Excerpt from a dataset
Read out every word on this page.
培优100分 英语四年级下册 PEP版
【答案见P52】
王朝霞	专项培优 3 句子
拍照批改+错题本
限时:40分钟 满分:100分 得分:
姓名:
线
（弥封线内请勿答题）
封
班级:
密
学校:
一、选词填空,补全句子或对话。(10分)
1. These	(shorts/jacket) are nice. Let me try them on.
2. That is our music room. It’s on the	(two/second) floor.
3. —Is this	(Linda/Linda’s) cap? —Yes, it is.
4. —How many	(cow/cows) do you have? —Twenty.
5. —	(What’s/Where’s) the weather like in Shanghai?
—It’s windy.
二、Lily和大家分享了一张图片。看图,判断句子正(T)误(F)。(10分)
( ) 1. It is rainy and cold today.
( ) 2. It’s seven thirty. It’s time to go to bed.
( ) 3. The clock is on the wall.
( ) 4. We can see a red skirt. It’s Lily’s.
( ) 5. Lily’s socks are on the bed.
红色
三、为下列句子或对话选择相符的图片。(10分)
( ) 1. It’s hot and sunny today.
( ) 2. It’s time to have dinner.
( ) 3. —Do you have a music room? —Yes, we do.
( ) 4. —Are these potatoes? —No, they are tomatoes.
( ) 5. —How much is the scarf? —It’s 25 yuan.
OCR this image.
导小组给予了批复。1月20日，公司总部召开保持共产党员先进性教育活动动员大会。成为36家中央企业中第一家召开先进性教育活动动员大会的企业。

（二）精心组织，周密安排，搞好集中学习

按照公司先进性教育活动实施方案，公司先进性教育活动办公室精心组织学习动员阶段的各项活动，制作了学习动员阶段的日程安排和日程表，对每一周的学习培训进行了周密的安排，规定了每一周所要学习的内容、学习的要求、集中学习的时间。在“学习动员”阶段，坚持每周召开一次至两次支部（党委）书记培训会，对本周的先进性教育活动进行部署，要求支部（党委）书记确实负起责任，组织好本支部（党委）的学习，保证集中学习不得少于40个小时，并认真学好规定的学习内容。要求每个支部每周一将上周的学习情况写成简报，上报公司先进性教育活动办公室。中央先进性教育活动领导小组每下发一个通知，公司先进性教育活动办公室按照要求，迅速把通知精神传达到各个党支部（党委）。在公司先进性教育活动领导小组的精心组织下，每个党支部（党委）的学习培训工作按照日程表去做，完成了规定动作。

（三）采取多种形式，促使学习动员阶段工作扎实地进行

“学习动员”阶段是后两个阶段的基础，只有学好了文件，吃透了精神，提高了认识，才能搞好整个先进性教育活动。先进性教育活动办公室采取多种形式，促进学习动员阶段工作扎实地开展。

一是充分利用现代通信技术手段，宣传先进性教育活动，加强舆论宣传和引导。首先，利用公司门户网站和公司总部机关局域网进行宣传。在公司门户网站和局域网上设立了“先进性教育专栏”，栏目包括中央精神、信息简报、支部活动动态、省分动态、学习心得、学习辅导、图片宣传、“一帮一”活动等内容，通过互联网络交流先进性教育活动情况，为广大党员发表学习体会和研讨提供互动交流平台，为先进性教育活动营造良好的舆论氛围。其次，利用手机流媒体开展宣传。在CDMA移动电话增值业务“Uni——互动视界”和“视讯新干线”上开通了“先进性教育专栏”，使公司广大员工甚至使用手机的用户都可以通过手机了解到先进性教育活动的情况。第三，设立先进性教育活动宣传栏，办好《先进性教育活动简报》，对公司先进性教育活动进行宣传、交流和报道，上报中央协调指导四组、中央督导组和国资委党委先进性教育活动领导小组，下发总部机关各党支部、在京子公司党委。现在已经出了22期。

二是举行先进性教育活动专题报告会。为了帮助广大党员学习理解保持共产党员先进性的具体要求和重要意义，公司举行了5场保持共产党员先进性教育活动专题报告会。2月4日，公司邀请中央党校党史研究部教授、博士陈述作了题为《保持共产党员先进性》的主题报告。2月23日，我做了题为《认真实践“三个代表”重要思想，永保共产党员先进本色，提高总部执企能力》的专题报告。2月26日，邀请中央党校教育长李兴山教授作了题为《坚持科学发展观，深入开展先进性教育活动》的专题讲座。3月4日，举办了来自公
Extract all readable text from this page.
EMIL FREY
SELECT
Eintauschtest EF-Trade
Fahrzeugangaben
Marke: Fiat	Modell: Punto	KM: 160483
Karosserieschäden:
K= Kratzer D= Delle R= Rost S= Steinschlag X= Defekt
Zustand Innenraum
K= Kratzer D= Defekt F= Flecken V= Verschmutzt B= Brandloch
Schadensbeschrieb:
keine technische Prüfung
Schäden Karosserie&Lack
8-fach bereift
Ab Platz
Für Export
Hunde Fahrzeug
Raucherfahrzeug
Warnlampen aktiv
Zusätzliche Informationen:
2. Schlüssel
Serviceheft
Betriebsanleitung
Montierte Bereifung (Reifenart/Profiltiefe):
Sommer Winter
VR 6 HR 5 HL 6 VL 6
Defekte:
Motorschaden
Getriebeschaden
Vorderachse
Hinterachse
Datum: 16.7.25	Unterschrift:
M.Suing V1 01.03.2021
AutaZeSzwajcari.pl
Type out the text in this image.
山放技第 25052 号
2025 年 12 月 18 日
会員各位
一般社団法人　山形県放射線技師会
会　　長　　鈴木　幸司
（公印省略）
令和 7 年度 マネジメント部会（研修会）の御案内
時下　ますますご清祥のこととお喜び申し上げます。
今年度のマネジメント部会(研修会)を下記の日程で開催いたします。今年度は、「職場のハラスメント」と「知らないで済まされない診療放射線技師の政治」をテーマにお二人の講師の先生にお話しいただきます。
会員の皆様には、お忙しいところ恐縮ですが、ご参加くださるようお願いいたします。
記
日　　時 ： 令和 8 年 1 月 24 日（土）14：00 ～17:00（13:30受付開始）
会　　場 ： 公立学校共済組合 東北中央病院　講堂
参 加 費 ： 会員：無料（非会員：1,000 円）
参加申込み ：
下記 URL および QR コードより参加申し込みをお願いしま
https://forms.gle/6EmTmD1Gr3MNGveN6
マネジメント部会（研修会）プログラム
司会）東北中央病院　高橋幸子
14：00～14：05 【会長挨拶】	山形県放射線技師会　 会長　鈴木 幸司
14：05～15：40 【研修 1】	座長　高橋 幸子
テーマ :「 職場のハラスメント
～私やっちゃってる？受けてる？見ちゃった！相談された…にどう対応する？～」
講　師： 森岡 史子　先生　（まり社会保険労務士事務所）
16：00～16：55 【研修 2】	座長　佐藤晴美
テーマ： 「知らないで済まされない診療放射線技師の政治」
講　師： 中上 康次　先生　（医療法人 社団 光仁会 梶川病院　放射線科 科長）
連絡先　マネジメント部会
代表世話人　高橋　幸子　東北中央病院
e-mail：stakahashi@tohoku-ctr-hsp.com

Goal of the exercise: Make an exact copy of every line in the data.

Result of the exercise:
Read out every word on this page.
培优100分 英语四年级下册 PEP版
【答案见P52】
王朝霞	专项培优 3 句子
拍照批改+错题本
限时:40分钟 满分:100分 得分:
姓名:
线
（弥封线内请勿答题）
封
班级:
密
学校:
一、选词填空,补全句子或对话。(10分)
1. These	(shorts/jacket) are nice. Let me try them on.
2. That is our music room. It’s on the	(two/second) floor.
3. —Is this	(Linda/Linda’s) cap? —Yes, it is.
4. —How many	(cow/cows) do you have? —Twenty.
5. —	(What’s/Where’s) the weather like in Shanghai?
—It’s windy.
二、Lily和大家分享了一张图片。看图,判断句子正(T)误(F)。(10分)
( ) 1. It is rainy and cold today.
( ) 2. It’s seven thirty. It’s time to go to bed.
( ) 3. The clock is on the wall.
( ) 4. We can see a red skirt. It’s Lily’s.
( ) 5. Lily’s socks are on the bed.
红色
三、为下列句子或对话选择相符的图片。(10分)
( ) 1. It’s hot and sunny today.
( ) 2. It’s time to have dinner.
( ) 3. —Do you have a music room? —Yes, we do.
( ) 4. —Are these potatoes? —No, they are tomatoes.
( ) 5. —How much is the scarf? —It’s 25 yuan.
OCR this image.
导小组给予了批复。1月20日，公司总部召开保持共产党员先进性教育活动动员大会。成为36家中央企业中第一家召开先进性教育活动动员大会的企业。

（二）精心组织，周密安排，搞好集中学习

按照公司先进性教育活动实施方案，公司先进性教育活动办公室精心组织学习动员阶段的各项活动，制作了学习动员阶段的日程安排和日程表，对每一周的学习培训进行了周密的安排，规定了每一周所要学习的内容、学习的要求、集中学习的时间。在“学习动员”阶段，坚持每周召开一次至两次支部（党委）书记培训会，对本周的先进性教育活动进行部署，要求支部（党委）书记确实负起责任，组织好本支部（党委）的学习，保证集中学习不得少于40个小时，并认真学好规定的学习内容。要求每个支部每周一将上周的学习情况写成简报，上报公司先进性教育活动办公室。中央先进性教育活动领导小组每下发一个通知，公司先进性教育活动办公室按照要求，迅速把通知精神传达到各个党支部（党委）。在公司先进性教育活动领导小组的精心组织下，每个党支部（党委）的学习培训工作按照日程表去做，完成了规定动作。

（三）采取多种形式，促使学习动员阶段工作扎实地进行

“学习动员”阶段是后两个阶段的基础，只有学好了文件，吃透了精神，提高了认识，才能搞好整个先进性教育活动。先进性教育活动办公室采取多种形式，促进学习动员阶段工作扎实地开展。

一是充分利用现代通信技术手段，宣传先进性教育活动，加强舆论宣传和引导。首先，利用公司门户网站和公司总部机关局域网进行宣传。在公司门户网站和局域网上设立了“先进性教育专栏”，栏目包括中央精神、信息简报、支部活动动态、省分动态、学习心得、学习辅导、图片宣传、“一帮一”活动等内容，通过互联网络交流先进性教育活动情况，为广大党员发表学习体会和研讨提供互动交流平台，为先进性教育活动营造良好的舆论氛围。其次，利用手机流媒体开展宣传。在CDMA移动电话增值业务“Uni——互动视界”和“视讯新干线”上开通了“先进性教育专栏”，使公司广大员工甚至使用手机的用户都可以通过手机了解到先进性教育活动的情况。第三，设立先进性教育活动宣传栏，办好《先进性教育活动简报》，对公司先进性教育活动进行宣传、交流和报道，上报中央协调指导四组、中央督导组和国资委党委先进性教育活动领导小组，下发总部机关各党支部、在京子公司党委。现在已经出了22期。

二是举行先进性教育活动专题报告会。为了帮助广大党员学习理解保持共产党员先进性的具体要求和重要意义，公司举行了5场保持共产党员先进性教育活动专题报告会。2月4日，公司邀请中央党校党史研究部教授、博士陈述作了题为《保持共产党员先进性》的主题报告。2月23日，我做了题为《认真实践“三个代表”重要思想，永保共产党员先进本色，提高总部执企能力》的专题报告。2月26日，邀请中央党校教育长李兴山教授作了题为《坚持科学发展观，深入开展先进性教育活动》的专题讲座。3月4日，举办了来自公
Extract all readable text from this page.
EMIL FREY
SELECT
Eintauschtest EF-Trade
Fahrzeugangaben
Marke: Fiat	Modell: Punto	KM: 160483
Karosserieschäden:
K= Kratzer D= Delle R= Rost S= Steinschlag X= Defekt
Zustand Innenraum
K= Kratzer D= Defekt F= Flecken V= Verschmutzt B= Brandloch
Schadensbeschrieb:
keine technische Prüfung
Schäden Karosserie&Lack
8-fach bereift
Ab Platz
Für Export
Hunde Fahrzeug
Raucherfahrzeug
Warnlampen aktiv
Zusätzliche Informationen:
2. Schlüssel
Serviceheft
Betriebsanleitung
Montierte Bereifung (Reifenart/Profiltiefe):
Sommer Winter
VR 6 HR 5 HL 6 VL 6
Defekte:
Motorschaden
Getriebeschaden
Vorderachse
Hinterachse
Datum: 16.7.25	Unterschrift:
M.Suing V1 01.03.2021
AutaZeSzwajcari.pl
Type out the text in this image.
山放技第 25052 号
2025 年 12 月 18 日
会員各位
一般社団法人　山形県放射線技師会
会　　長　　鈴木　幸司
（公印省略）
令和 7 年度 マネジメント部会（研修会）の御案内
時下　ますますご清祥のこととお喜び申し上げます。
今年度のマネジメント部会(研修会)を下記の日程で開催いたします。今年度は、「職場のハラスメント」と「知らないで済まされない診療放射線技師の政治」をテーマにお二人の講師の先生にお話しいただきます。
会員の皆様には、お忙しいところ恐縮ですが、ご参加くださるようお願いいたします。
記
日　　時 ： 令和 8 年 1 月 24 日（土）14：00 ～17:00（13:30受付開始）
会　　場 ： 公立学校共済組合 東北中央病院　講堂
参 加 費 ： 会員：無料（非会員：1,000 円）
参加申込み ：
下記 URL および QR コードより参加申し込みをお願いしま
https://forms.gle/6EmTmD1Gr3MNGveN6
マネジメント部会（研修会）プログラム
司会）東北中央病院　高橋幸子
14：00～14：05 【会長挨拶】	山形県放射線技師会　 会長　鈴木 幸司
14：05～15：40 【研修 1】	座長　高橋 幸子
テーマ :「 職場のハラスメント
～私やっちゃってる？受けてる？見ちゃった！相談された…にどう対応する？～」
講　師： 森岡 史子　先生　（まり社会保険労務士事務所）
16：00～16：55 【研修 2】	座長　佐藤晴美
テーマ： 「知らないで済まされない診療放射線技師の政治」
講　師： 中上 康次　先生　（医療法人 社団 光仁会 梶川病院　放射線科 科長）
連絡先　マネジメント部会
代表世話人　高橋　幸子　東北中央病院
e-mail：stakahashi@tohoku-ctr-hsp.com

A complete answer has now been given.